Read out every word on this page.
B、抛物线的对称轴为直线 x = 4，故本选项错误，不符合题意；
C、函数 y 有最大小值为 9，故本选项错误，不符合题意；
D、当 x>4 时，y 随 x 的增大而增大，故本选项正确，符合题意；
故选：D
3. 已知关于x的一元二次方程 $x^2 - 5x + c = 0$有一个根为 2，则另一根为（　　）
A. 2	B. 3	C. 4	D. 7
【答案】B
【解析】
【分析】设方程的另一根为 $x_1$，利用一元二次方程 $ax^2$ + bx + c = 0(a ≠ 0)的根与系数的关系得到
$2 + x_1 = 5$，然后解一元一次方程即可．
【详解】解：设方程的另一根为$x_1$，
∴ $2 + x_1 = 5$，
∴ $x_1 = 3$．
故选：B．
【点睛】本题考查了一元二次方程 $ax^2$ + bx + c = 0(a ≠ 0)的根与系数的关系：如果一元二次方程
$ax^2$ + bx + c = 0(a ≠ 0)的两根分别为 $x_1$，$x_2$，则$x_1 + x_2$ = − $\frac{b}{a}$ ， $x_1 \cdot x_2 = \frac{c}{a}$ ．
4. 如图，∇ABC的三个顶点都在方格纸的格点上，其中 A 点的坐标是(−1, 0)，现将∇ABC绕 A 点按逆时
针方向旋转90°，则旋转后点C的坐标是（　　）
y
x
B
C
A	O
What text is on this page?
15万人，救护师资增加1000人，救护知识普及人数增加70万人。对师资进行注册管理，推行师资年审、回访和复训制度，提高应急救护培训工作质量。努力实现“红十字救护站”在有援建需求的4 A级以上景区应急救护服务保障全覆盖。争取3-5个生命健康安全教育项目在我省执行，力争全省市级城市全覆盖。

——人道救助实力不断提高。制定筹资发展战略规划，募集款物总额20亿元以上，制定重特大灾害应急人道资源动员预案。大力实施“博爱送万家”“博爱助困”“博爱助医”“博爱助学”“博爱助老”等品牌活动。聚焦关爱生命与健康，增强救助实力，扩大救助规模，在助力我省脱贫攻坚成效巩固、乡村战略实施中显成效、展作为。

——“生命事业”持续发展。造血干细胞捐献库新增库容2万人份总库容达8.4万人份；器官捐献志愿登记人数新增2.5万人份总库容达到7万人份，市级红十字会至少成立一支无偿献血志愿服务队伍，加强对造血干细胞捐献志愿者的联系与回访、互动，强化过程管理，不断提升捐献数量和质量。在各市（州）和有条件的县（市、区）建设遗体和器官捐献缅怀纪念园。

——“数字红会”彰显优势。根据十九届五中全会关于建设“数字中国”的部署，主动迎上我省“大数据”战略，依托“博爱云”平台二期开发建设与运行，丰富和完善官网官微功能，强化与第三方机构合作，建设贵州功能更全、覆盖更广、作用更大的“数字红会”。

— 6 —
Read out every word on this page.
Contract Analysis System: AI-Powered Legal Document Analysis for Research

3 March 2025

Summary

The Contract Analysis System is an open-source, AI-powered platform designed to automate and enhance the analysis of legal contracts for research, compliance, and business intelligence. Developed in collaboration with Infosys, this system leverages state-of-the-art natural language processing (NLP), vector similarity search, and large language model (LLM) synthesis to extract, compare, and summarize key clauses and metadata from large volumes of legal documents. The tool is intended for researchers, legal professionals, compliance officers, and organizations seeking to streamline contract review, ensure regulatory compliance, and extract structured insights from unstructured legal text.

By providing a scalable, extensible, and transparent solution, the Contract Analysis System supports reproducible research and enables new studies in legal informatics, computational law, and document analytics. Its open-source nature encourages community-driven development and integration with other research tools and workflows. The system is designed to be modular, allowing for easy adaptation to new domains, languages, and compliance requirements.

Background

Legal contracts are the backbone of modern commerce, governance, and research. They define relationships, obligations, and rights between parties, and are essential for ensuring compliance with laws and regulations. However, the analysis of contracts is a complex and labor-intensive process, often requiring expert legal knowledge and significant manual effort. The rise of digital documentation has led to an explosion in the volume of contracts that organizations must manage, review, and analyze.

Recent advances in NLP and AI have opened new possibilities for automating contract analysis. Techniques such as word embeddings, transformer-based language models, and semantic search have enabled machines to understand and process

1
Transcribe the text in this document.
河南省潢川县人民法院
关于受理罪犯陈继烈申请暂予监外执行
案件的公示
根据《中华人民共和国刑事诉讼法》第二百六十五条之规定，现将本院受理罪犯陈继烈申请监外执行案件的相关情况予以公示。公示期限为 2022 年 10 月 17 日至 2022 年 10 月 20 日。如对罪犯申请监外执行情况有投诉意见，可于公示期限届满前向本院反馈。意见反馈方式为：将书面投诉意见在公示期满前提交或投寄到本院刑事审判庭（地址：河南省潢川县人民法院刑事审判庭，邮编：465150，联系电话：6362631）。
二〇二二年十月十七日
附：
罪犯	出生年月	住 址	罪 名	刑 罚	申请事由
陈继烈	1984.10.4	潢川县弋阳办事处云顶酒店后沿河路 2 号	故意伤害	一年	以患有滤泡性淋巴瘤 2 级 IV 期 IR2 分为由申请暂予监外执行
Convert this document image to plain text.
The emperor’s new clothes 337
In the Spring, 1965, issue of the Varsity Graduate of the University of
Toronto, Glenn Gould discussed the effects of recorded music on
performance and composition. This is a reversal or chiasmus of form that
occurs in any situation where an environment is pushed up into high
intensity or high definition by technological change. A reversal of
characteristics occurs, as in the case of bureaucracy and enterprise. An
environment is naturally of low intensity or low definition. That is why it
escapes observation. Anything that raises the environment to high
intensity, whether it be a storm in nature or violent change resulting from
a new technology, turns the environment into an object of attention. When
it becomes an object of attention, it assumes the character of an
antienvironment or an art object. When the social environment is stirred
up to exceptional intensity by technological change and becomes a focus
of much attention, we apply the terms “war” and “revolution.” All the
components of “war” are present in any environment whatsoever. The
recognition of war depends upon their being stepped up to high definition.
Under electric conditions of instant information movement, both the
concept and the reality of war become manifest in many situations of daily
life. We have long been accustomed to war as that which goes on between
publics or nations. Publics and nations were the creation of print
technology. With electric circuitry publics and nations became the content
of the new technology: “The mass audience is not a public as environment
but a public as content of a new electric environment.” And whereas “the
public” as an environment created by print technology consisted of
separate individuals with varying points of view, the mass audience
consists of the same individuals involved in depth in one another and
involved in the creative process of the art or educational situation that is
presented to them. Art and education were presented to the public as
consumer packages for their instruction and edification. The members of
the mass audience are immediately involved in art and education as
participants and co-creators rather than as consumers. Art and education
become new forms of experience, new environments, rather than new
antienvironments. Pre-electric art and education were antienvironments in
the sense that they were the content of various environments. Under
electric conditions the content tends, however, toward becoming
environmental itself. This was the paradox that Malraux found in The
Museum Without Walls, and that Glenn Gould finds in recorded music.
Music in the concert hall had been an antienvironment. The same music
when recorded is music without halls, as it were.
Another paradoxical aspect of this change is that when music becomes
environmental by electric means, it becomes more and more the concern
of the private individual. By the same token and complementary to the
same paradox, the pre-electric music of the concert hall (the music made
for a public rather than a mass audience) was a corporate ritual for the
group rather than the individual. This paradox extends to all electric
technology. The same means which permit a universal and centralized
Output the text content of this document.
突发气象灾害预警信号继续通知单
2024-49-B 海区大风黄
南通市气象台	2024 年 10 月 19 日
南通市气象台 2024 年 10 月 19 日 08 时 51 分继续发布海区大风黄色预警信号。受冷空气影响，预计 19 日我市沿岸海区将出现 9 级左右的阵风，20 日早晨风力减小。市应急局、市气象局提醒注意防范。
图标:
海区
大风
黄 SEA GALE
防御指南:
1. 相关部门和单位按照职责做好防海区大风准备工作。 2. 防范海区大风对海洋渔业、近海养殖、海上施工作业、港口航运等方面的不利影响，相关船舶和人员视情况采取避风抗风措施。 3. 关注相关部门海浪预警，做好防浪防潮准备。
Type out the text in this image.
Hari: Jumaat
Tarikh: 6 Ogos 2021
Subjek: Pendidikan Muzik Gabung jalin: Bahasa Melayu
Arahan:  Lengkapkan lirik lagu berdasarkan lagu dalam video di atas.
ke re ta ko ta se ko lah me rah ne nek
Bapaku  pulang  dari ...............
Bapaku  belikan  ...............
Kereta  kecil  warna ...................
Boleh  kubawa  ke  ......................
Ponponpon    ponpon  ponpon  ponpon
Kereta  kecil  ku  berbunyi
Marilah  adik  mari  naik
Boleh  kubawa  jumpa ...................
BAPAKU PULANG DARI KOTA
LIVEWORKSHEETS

========================================

Short exercise
From the entries above, copy each line holding "recorded".

The reply
Toronto, Glenn Gould discussed the effects of recorded music on
Museum Without Walls, and that Glenn Gould finds in recorded music.
when recorded is music without halls, as it were.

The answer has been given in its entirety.